> _Work required_: Filter the records below down to lines containing "right".

> _Provided records_:
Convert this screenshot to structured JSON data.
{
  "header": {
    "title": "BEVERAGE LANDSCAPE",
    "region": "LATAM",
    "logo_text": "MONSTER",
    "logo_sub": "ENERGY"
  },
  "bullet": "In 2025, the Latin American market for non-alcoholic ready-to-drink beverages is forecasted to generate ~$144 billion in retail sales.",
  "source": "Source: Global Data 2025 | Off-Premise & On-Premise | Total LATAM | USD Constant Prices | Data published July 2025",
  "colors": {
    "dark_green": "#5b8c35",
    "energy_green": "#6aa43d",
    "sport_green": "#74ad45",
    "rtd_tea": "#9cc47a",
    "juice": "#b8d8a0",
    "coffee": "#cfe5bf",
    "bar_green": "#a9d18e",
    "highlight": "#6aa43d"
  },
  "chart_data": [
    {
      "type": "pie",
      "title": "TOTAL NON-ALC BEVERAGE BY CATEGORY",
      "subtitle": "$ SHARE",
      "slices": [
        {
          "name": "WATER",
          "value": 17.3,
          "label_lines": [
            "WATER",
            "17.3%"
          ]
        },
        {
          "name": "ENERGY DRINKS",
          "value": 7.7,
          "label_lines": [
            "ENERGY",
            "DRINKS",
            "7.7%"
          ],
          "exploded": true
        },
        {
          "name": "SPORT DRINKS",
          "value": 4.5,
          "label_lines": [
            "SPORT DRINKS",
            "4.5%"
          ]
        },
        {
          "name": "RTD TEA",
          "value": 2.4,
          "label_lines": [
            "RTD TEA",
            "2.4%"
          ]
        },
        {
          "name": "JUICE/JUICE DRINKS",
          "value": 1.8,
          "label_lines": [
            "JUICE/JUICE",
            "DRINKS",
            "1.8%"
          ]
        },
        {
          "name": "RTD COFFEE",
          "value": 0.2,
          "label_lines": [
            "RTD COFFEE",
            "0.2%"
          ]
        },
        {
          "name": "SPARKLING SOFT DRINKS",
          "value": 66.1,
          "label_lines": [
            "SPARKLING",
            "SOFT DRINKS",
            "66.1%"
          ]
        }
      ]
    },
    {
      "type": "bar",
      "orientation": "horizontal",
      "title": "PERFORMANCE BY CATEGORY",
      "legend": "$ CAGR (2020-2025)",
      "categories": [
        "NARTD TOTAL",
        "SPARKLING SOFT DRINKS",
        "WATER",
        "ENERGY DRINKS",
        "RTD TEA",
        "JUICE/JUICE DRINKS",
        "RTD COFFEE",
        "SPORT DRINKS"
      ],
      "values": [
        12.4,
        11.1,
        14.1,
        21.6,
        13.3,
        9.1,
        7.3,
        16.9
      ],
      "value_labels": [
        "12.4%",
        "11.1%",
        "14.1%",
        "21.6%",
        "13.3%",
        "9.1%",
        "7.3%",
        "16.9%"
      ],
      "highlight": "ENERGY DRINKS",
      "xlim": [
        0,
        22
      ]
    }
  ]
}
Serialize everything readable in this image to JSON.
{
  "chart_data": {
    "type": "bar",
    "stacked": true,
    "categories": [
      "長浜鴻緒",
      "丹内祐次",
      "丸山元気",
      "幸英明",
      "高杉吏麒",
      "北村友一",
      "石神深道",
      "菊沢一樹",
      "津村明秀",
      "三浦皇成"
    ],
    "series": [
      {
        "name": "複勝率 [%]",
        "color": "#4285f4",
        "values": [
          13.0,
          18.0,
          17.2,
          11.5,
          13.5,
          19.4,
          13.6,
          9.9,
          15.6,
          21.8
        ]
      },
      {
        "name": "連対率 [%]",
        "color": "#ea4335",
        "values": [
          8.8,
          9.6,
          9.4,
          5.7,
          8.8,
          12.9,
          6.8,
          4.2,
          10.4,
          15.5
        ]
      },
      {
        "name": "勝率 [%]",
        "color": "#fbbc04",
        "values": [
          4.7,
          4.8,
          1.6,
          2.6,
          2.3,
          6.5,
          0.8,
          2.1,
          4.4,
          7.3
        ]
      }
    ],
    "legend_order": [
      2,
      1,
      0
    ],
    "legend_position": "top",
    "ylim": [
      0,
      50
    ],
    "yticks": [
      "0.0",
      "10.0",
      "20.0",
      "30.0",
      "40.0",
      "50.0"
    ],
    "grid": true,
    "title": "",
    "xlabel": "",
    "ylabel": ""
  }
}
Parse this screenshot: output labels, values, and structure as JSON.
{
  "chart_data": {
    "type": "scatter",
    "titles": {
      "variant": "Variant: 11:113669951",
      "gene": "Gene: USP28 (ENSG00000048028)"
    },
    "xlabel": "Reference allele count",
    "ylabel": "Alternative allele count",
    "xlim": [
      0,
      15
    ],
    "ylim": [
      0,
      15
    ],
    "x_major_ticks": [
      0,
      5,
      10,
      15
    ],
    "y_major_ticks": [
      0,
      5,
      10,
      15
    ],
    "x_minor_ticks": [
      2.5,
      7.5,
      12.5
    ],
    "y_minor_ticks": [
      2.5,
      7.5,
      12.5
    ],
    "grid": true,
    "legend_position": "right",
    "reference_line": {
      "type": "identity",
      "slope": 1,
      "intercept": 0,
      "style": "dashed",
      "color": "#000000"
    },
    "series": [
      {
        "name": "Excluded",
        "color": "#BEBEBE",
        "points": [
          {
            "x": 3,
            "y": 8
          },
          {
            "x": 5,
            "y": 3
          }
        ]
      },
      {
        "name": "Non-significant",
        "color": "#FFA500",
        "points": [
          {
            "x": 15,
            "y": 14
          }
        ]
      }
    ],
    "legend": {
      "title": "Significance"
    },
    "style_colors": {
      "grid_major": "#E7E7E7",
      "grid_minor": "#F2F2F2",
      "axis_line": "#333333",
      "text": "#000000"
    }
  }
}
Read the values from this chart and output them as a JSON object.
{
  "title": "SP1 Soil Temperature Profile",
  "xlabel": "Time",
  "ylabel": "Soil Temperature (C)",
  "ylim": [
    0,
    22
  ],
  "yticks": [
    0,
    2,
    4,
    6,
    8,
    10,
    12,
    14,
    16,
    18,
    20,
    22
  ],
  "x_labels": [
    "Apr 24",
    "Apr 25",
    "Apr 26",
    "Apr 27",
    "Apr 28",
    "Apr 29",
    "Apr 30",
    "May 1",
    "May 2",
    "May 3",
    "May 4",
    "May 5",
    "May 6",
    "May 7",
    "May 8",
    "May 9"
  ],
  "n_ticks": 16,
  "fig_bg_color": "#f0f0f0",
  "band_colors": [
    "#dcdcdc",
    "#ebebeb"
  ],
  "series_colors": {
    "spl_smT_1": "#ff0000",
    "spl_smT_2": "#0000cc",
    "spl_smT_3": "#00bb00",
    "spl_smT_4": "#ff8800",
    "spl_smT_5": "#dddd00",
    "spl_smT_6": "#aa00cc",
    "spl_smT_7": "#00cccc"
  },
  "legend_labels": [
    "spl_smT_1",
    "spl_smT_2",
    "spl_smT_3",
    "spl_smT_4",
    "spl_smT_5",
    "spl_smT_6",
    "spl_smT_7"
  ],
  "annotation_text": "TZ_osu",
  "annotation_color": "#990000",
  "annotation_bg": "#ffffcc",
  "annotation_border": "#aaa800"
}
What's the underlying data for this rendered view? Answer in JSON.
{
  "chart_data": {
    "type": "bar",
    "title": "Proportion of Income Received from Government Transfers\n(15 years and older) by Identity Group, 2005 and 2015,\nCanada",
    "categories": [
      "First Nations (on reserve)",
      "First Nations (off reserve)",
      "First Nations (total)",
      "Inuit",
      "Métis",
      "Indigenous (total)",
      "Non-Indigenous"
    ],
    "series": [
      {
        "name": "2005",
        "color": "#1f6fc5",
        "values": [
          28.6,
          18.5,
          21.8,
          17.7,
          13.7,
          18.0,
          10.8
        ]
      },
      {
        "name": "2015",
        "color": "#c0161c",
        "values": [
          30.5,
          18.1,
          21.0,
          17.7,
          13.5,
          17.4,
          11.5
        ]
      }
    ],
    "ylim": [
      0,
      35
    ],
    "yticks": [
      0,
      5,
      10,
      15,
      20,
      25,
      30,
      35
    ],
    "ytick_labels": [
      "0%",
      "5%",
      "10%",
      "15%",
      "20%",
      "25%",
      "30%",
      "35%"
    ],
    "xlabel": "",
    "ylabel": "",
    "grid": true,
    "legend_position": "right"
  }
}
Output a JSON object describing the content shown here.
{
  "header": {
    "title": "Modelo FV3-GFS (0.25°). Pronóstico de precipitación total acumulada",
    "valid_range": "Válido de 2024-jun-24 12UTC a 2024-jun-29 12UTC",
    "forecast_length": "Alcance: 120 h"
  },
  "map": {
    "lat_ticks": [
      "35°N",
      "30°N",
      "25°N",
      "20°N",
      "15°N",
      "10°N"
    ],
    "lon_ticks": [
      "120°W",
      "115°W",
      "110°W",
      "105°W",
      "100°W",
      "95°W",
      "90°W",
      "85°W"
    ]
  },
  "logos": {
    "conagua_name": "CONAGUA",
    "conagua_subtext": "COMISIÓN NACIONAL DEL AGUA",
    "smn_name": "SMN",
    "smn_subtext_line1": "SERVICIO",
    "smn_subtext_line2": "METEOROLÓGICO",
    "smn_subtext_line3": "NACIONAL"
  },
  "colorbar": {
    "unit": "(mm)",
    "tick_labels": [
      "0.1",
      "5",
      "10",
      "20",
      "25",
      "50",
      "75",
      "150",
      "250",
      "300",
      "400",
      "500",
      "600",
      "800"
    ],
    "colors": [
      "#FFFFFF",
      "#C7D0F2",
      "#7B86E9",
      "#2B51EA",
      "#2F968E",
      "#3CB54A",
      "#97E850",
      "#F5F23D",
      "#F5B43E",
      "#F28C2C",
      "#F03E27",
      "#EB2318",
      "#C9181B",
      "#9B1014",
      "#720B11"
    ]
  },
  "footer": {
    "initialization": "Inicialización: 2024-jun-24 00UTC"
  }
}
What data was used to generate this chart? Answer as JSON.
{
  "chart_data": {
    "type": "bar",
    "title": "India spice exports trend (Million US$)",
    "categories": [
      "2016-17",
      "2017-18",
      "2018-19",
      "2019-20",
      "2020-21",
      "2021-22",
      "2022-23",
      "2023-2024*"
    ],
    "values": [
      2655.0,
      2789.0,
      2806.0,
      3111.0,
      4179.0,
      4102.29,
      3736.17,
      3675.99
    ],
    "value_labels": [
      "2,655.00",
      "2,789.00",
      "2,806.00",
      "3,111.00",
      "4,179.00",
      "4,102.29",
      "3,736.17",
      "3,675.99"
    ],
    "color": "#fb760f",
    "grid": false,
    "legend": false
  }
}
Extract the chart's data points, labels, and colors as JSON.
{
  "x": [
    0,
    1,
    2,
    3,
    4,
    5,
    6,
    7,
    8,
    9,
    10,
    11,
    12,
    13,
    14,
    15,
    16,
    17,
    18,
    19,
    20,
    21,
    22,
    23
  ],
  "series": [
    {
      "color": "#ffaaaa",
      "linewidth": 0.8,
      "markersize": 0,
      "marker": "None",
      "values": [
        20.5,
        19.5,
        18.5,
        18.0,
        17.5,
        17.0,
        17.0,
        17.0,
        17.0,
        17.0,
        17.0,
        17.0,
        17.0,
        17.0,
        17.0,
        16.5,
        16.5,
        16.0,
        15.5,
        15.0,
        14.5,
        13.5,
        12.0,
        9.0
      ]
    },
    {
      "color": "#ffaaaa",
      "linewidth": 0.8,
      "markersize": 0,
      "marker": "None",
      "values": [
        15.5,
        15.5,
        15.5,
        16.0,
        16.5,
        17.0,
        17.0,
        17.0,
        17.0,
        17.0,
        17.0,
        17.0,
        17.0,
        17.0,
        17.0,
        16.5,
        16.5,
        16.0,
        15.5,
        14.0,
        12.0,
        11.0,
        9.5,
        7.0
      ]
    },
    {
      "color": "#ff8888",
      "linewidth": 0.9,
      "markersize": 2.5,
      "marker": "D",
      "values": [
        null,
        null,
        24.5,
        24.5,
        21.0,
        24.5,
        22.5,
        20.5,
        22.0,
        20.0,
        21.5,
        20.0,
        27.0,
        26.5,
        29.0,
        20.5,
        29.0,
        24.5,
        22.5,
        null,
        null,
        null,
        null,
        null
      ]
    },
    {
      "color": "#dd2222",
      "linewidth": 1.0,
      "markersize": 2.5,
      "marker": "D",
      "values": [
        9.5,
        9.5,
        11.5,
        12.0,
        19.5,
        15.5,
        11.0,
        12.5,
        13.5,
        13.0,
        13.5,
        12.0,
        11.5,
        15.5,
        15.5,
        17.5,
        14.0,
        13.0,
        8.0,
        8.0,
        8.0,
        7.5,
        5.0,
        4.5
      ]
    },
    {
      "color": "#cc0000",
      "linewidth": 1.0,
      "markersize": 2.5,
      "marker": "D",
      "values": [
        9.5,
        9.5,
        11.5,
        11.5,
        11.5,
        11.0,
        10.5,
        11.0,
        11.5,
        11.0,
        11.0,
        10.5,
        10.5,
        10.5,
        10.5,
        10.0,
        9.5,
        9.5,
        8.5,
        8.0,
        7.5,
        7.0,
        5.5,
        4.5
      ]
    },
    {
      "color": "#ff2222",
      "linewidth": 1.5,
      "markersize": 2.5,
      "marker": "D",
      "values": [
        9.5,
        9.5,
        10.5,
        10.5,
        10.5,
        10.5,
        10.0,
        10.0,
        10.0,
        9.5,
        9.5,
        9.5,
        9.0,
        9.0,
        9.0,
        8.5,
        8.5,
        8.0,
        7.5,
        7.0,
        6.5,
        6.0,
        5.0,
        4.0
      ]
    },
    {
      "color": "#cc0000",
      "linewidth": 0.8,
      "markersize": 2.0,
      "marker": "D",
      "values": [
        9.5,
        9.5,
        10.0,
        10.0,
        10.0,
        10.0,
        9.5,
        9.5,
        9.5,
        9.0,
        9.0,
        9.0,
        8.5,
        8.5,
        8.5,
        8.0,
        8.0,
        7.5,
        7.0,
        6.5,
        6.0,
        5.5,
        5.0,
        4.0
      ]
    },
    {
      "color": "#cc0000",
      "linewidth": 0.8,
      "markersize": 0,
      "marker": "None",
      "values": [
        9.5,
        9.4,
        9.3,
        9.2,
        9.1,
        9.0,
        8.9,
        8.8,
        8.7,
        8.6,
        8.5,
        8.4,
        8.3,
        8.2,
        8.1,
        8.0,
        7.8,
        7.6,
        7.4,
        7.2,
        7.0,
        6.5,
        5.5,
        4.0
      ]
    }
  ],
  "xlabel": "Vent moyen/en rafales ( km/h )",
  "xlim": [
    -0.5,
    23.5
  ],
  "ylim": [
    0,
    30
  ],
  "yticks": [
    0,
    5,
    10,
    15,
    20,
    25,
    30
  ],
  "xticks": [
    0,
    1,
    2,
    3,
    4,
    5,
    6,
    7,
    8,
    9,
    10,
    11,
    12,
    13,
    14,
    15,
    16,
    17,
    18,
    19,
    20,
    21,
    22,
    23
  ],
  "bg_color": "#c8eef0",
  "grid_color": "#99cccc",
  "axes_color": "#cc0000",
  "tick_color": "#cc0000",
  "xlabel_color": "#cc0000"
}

> _Reply to the task_:
    "legend_position": "right",
    "legend_position": "right"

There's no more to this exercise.